- Problem details -
From the pancytopenia study excerpt, list every cause of pancytopenia that the Results section reports with a percentage, along with its percentage.

Text excerpt: Begin

Background: A review of both Western and Indian literature shows that there are few comprehensive studies on pancytopenia. In India, the causes of pancytopenia are not well defined. This data, if available, would help in planning the diagnostic and therapeutic approach in patients with pancytopenia. Aim: To evaluate the cases of pancytopenia by peripheral smear and/or bone marrow aspiration and/or bone marrow biopsy to find out the etiology, clinical, hematological, and histomorphologic features of pancytopenia. Materials and Methods: Detailed hematological investigations a complete hemogram, peripheral smear examination, bone marrow aspiration, and biopsy examination were done. Results: The most common cause of pancytopenia in our study was megaloblastic anemia (56%), followed by hypoplastic/aplastic anemia (14%), hypersplenism (8%) and post viral illness (6%). Conclusion: Megaloblastic anemia due to vitamin B12/folate deficiency seems to reflect the higher prevalence of pancytopenia in Indian subjects, putting hypoplastic/aplastic anemia in the second position, which is the leading cause for pancytopenia in the Western countries.

Keywords: Aplastic anemia, megaloblastic anemia, pancytopenia


How to cite this article:
Manzoor F, Karandikar MN, Nimbargi RC. Pancytopenia: A clinico-hematological study. Med J DY Patil Univ 2014;7:25-8

How to cite this URL:
Manzoor F, Karandikar MN, Nimbargi RC. Pancytopenia: A clinico-hematological study. Med J DY Patil Univ [serial online] 2014 [cited 2024 Mar 29];7:25-8. Available from: https://journals.lww.com/mjdy/pages/default.aspx/text.asp?2014/7/1/25/122763


  Introduction Top


Pancytopenia was not a discrete hematological entity till as late as 1919. The term was used almost synonymously for aplastic anemia, it being the major cause of pancytopenia in Western countries. [1],[2] Pancytopenia is reduction in all three major elements of blood formed, i.e, erythrocytes, leukocytes, and platelets. [3] It is not a disease entity but a triad of findings that may result through different mechanisms like destruction of marrow tissue by toxins, radiation (aplastic or hypoplastic marrow), replacement by abnormal or malignant tissue like Hodgkin's and non-Hodgkin's lymphoma, multiple myeloma, myelofibrosis, or suppression of normal marrow growth and differentiation like megaloblastic anemia and systemic lupus erythematosus. [1],[3]

It has been observed in the Indian scenario that megaloblastosis (vitamin B12 and/or folate deficiency) is the commonest cause of pancytopenia. [4],[5],[6] Other important conditions manifesting as pancytopenia are aplastic/hypoplastic anemia, paroxysmal nocturnal hemoglobinuria (PNH), overwhelming infections, hypersplenism, etc. [1]

The present study was carried out to evaluate the cases of pancytopenia by peripheral smear and/or bone marrow aspiration and/or bone marrow biopsy and to find out the etiology of pancytopenia along with clinical, hematological, and histomorphologic features.

Text excerpt: End
Data provided: Begin

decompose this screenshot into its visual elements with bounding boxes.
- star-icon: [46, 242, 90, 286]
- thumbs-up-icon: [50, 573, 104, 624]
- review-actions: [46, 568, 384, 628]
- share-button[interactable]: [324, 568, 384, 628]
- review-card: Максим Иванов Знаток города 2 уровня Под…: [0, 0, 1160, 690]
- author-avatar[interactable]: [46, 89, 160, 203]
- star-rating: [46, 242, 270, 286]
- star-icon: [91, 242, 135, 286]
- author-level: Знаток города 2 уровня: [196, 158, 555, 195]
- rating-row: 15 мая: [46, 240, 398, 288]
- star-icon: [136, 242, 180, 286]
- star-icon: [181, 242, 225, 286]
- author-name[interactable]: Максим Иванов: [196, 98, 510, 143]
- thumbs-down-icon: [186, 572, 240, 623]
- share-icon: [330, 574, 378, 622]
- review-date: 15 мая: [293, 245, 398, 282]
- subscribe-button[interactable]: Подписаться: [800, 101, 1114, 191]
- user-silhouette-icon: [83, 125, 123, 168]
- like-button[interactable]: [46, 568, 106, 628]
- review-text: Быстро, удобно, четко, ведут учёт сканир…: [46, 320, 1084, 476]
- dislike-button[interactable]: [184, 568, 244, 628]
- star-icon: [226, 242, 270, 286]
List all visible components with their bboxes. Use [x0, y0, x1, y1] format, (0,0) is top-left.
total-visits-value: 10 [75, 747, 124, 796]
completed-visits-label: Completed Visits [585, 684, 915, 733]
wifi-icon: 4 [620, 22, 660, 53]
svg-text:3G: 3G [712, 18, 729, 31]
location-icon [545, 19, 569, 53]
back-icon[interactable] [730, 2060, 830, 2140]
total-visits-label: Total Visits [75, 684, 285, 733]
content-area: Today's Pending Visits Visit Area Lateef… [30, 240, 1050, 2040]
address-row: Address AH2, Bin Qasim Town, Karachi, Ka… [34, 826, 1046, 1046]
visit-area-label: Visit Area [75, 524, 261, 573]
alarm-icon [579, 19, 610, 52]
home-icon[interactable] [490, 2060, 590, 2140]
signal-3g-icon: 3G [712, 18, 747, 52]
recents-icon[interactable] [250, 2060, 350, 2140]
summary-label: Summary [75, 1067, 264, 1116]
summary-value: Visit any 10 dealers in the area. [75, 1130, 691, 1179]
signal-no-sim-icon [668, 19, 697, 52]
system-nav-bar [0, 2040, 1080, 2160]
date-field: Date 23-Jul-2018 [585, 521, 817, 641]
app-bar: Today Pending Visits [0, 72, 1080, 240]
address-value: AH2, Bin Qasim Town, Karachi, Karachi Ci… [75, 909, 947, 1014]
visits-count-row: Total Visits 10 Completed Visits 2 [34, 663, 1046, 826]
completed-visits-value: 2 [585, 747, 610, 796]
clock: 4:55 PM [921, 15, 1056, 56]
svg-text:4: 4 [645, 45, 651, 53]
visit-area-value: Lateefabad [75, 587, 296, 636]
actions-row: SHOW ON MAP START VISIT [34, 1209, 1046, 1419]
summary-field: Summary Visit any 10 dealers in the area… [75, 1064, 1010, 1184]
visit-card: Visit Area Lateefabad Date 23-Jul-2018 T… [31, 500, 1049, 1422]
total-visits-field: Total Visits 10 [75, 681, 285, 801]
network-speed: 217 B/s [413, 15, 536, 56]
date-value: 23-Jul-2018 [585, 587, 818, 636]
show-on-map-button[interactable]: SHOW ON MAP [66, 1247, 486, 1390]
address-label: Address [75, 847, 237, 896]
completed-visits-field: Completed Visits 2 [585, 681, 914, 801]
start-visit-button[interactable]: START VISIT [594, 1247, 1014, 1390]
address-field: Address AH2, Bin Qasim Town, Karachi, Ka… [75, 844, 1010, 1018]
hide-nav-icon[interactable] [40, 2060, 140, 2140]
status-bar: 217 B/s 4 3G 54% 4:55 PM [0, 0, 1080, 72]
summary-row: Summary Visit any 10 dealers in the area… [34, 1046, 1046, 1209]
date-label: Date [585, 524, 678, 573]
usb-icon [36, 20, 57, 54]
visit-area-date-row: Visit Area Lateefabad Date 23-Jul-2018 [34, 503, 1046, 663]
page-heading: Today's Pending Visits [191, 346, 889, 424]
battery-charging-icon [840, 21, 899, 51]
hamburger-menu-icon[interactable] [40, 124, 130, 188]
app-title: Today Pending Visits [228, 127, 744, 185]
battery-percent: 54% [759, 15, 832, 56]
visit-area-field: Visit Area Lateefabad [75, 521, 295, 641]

Data provided: End

- Result of the task -
- Megaloblastic anemia: 56%
- Hypoplastic/aplastic anemia: 14%
- Hypersplenism: 8%
- Post viral illness: 6%